(Items from a dataset)
####

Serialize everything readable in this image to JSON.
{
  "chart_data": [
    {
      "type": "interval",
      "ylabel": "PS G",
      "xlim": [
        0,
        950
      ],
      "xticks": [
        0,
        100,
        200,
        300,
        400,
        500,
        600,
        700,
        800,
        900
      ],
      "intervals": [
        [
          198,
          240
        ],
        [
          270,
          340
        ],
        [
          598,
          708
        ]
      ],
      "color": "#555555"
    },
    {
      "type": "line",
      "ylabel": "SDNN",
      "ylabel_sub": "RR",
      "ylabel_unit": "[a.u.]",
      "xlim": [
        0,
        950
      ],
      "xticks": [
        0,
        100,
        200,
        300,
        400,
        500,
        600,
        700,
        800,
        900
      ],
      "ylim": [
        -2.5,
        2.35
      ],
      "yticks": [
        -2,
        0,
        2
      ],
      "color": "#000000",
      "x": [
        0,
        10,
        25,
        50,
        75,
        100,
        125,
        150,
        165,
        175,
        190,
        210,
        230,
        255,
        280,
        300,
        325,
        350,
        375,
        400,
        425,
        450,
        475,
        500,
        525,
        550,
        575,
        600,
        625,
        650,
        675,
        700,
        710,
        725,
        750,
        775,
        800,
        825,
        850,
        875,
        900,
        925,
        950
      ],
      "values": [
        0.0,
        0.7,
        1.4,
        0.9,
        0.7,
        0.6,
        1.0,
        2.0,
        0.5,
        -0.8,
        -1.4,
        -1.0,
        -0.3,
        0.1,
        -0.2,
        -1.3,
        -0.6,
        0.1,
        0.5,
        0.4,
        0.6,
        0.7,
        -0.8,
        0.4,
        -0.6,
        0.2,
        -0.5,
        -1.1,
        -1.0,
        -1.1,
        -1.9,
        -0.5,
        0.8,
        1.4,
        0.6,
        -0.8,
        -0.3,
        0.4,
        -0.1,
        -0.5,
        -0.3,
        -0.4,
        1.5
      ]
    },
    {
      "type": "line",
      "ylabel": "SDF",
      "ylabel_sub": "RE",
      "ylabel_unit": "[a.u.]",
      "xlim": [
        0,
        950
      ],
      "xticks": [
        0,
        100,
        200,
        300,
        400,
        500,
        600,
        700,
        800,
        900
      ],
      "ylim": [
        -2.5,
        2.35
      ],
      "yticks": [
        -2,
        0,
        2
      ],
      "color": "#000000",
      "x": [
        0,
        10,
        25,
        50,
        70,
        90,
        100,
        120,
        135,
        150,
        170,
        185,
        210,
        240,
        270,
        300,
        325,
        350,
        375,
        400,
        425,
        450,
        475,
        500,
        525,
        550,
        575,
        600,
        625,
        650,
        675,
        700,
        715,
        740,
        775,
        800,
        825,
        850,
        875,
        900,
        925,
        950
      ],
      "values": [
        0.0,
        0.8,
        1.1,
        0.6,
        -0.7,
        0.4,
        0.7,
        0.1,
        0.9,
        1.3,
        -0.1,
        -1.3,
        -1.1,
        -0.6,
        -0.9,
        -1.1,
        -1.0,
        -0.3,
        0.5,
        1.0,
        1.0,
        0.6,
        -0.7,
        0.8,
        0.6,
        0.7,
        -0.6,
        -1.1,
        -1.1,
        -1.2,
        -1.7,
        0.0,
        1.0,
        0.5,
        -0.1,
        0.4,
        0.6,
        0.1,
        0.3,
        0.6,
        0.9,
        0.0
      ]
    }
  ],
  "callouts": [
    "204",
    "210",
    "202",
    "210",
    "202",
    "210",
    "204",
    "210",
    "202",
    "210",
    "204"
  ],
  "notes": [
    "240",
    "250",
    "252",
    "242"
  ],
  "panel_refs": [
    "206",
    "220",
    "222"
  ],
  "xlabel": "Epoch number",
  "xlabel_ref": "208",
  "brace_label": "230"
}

####

[Set problem]:
Your task is to transcribe the listing above in full, exactly as given.

[Task answer]:
Serialize everything readable in this image to JSON.
{
  "chart_data": [
    {
      "type": "interval",
      "ylabel": "PS G",
      "xlim": [
        0,
        950
      ],
      "xticks": [
        0,
        100,
        200,
        300,
        400,
        500,
        600,
        700,
        800,
        900
      ],
      "intervals": [
        [
          198,
          240
        ],
        [
          270,
          340
        ],
        [
          598,
          708
        ]
      ],
      "color": "#555555"
    },
    {
      "type": "line",
      "ylabel": "SDNN",
      "ylabel_sub": "RR",
      "ylabel_unit": "[a.u.]",
      "xlim": [
        0,
        950
      ],
      "xticks": [
        0,
        100,
        200,
        300,
        400,
        500,
        600,
        700,
        800,
        900
      ],
      "ylim": [
        -2.5,
        2.35
      ],
      "yticks": [
        -2,
        0,
        2
      ],
      "color": "#000000",
      "x": [
        0,
        10,
        25,
        50,
        75,
        100,
        125,
        150,
        165,
        175,
        190,
        210,
        230,
        255,
        280,
        300,
        325,
        350,
        375,
        400,
        425,
        450,
        475,
        500,
        525,
        550,
        575,
        600,
        625,
        650,
        675,
        700,
        710,
        725,
        750,
        775,
        800,
        825,
        850,
        875,
        900,
        925,
        950
      ],
      "values": [
        0.0,
        0.7,
        1.4,
        0.9,
        0.7,
        0.6,
        1.0,
        2.0,
        0.5,
        -0.8,
        -1.4,
        -1.0,
        -0.3,
        0.1,
        -0.2,
        -1.3,
        -0.6,
        0.1,
        0.5,
        0.4,
        0.6,
        0.7,
        -0.8,
        0.4,
        -0.6,
        0.2,
        -0.5,
        -1.1,
        -1.0,
        -1.1,
        -1.9,
        -0.5,
        0.8,
        1.4,
        0.6,
        -0.8,
        -0.3,
        0.4,
        -0.1,
        -0.5,
        -0.3,
        -0.4,
        1.5
      ]
    },
    {
      "type": "line",
      "ylabel": "SDF",
      "ylabel_sub": "RE",
      "ylabel_unit": "[a.u.]",
      "xlim": [
        0,
        950
      ],
      "xticks": [
        0,
        100,
        200,
        300,
        400,
        500,
        600,
        700,
        800,
        900
      ],
      "ylim": [
        -2.5,
        2.35
      ],
      "yticks": [
        -2,
        0,
        2
      ],
      "color": "#000000",
      "x": [
        0,
        10,
        25,
        50,
        70,
        90,
        100,
        120,
        135,
        150,
        170,
        185,
        210,
        240,
        270,
        300,
        325,
        350,
        375,
        400,
        425,
        450,
        475,
        500,
        525,
        550,
        575,
        600,
        625,
        650,
        675,
        700,
        715,
        740,
        775,
        800,
        825,
        850,
        875,
        900,
        925,
        950
      ],
      "values": [
        0.0,
        0.8,
        1.1,
        0.6,
        -0.7,
        0.4,
        0.7,
        0.1,
        0.9,
        1.3,
        -0.1,
        -1.3,
        -1.1,
        -0.6,
        -0.9,
        -1.1,
        -1.0,
        -0.3,
        0.5,
        1.0,
        1.0,
        0.6,
        -0.7,
        0.8,
        0.6,
        0.7,
        -0.6,
        -1.1,
        -1.1,
        -1.2,
        -1.7,
        0.0,
        1.0,
        0.5,
        -0.1,
        0.4,
        0.6,
        0.1,
        0.3,
        0.6,
        0.9,
        0.0
      ]
    }
  ],
  "callouts": [
    "204",
    "210",
    "202",
    "210",
    "202",
    "210",
    "204",
    "210",
    "202",
    "210",
    "204"
  ],
  "notes": [
    "240",
    "250",
    "252",
    "242"
  ],
  "panel_refs": [
    "206",
    "220",
    "222"
  ],
  "xlabel": "Epoch number",
  "xlabel_ref": "208",
  "brace_label": "230"
}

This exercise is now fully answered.